### DIRECTIVE
Within the material below, find each line bearing the word "structured" and present it.

====== DATA IN THIS EXERCISE ======

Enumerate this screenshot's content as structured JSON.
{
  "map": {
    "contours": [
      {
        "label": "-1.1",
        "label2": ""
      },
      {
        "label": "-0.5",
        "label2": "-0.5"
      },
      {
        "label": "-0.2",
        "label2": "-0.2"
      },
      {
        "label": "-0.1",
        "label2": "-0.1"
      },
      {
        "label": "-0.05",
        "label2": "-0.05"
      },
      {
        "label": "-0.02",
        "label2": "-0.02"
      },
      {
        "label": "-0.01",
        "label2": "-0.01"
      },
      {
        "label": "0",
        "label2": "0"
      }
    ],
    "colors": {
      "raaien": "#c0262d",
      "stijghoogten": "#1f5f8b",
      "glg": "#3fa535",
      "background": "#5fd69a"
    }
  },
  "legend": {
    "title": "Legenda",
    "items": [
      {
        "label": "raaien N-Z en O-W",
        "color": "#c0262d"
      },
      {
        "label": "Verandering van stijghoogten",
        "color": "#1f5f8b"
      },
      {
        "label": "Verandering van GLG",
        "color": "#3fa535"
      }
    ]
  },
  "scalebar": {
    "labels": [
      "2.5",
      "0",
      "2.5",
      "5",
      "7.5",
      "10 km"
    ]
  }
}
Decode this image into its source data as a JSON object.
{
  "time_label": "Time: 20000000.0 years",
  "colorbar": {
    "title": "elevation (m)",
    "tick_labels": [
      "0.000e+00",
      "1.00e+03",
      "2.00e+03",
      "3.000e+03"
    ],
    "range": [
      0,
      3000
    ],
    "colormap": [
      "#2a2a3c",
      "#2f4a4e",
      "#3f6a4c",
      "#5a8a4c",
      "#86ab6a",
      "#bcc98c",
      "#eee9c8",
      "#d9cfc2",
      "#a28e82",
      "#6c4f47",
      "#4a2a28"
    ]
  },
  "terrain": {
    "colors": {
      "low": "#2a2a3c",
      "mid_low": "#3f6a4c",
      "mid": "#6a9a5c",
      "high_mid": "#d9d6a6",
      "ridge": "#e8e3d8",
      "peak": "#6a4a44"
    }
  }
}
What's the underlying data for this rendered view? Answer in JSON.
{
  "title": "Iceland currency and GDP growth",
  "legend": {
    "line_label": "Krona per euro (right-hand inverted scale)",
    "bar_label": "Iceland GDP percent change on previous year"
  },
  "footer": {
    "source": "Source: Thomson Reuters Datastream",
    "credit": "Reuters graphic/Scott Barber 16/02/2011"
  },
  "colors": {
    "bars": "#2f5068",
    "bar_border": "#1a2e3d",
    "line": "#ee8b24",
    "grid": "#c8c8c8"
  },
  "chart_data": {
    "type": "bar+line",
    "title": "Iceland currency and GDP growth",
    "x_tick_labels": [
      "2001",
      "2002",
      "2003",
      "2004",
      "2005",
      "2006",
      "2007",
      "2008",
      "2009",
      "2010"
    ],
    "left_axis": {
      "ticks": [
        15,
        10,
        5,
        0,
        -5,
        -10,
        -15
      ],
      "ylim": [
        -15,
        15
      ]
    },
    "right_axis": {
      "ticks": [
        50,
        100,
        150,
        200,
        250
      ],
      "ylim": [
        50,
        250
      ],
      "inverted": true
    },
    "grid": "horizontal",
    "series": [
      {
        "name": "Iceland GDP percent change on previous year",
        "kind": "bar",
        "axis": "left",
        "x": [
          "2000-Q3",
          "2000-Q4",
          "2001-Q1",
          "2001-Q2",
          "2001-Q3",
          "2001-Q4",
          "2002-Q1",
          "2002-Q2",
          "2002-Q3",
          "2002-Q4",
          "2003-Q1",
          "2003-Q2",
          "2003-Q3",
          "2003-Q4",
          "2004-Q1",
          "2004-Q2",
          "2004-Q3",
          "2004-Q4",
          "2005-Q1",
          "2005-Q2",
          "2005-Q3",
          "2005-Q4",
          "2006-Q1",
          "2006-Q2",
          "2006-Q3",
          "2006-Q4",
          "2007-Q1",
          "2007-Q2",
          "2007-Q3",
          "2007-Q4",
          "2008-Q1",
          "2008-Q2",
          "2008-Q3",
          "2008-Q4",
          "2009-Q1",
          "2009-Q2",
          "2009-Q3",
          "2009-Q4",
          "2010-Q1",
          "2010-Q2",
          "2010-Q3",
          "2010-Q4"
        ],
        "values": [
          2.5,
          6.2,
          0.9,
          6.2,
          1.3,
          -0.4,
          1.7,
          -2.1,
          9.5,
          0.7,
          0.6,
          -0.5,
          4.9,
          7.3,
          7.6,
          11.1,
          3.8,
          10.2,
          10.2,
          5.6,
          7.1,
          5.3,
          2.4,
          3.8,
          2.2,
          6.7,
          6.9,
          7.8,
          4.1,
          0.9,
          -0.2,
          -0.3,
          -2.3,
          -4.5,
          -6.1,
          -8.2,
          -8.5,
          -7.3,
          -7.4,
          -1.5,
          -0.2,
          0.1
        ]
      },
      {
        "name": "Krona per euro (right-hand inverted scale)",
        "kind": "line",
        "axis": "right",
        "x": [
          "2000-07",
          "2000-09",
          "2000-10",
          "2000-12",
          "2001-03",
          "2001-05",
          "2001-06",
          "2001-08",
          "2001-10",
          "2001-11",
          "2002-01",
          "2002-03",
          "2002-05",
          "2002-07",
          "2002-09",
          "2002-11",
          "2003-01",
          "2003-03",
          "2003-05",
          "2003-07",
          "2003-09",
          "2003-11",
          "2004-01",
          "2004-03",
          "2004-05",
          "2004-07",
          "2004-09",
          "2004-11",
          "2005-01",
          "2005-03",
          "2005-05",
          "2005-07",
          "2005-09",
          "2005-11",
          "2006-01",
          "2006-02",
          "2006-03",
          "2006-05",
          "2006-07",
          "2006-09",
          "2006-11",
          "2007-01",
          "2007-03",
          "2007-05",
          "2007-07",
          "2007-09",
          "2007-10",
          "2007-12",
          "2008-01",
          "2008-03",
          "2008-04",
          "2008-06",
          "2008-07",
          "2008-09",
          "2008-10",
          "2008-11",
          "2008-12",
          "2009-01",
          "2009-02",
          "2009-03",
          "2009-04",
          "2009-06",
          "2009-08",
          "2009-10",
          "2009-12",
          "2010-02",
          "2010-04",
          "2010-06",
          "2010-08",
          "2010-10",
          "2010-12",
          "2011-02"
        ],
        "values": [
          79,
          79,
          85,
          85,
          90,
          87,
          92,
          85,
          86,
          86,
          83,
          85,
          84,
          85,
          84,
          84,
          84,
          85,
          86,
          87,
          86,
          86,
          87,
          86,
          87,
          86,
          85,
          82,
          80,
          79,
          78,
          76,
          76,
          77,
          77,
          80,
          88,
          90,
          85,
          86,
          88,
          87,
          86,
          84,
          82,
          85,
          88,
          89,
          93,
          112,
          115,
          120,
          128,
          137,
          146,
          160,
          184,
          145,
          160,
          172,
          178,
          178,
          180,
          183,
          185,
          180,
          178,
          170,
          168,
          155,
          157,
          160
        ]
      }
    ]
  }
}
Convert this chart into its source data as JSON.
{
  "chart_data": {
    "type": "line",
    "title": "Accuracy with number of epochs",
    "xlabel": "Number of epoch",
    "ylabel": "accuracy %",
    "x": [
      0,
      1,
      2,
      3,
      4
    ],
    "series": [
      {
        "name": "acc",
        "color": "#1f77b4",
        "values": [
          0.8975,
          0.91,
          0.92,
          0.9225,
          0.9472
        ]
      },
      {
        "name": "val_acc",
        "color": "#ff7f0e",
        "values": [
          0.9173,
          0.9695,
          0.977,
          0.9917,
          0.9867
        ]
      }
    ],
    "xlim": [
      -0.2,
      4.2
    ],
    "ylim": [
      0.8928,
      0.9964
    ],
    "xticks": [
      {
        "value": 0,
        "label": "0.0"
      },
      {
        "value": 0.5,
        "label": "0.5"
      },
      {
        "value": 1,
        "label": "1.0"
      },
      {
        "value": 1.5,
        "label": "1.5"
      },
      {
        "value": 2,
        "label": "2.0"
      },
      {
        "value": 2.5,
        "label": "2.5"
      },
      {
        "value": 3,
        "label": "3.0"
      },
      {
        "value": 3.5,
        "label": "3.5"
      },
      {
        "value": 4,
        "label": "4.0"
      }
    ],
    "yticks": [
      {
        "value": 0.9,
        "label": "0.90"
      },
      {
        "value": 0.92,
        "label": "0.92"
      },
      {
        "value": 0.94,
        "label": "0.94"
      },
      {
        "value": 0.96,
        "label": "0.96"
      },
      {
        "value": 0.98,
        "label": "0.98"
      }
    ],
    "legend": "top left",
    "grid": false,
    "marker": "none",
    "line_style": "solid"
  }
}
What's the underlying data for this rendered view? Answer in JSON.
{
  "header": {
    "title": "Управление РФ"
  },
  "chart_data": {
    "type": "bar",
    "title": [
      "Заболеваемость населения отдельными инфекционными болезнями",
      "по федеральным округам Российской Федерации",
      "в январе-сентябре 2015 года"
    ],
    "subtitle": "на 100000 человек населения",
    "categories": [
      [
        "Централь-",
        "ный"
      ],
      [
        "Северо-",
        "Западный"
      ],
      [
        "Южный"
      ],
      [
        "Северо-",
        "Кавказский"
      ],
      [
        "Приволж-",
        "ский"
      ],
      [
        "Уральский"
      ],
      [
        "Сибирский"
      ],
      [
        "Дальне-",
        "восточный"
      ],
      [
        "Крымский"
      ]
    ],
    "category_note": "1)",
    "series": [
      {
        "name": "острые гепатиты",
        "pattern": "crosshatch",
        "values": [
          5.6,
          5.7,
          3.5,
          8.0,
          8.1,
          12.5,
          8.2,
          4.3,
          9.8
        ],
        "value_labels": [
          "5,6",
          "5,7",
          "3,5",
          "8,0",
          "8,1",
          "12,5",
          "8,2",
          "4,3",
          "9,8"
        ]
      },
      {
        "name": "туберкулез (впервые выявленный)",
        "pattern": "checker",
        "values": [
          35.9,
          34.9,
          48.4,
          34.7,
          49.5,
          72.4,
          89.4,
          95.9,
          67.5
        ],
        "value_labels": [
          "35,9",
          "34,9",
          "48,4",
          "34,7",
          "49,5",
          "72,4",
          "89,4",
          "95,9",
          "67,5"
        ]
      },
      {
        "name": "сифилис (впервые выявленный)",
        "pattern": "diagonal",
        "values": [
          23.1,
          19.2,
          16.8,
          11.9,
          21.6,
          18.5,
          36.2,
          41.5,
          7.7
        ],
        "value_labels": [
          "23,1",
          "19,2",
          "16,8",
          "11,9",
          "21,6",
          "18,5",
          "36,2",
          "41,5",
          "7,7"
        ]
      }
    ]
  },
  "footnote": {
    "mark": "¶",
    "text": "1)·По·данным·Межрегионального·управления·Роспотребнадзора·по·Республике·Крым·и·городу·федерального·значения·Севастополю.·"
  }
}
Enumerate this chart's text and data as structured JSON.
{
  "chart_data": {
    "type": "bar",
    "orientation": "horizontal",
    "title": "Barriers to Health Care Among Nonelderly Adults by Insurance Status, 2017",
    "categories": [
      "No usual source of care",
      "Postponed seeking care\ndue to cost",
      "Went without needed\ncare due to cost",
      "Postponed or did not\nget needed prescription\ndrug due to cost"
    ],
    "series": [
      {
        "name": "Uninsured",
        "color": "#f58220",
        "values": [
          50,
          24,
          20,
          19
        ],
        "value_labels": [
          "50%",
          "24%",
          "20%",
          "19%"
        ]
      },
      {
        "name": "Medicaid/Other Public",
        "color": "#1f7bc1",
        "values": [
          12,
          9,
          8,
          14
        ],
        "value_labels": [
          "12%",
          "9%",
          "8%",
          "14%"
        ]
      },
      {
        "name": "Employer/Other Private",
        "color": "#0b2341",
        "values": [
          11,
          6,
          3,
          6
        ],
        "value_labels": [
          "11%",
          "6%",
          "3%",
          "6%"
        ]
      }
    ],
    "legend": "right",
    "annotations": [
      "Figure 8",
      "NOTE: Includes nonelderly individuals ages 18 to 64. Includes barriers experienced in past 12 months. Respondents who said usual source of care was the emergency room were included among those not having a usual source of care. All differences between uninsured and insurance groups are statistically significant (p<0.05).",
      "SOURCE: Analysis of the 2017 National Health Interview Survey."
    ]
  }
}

======

### SOLVED PROBLEM
Enumerate this screenshot's content as structured JSON.
Enumerate this chart's text and data as structured JSON.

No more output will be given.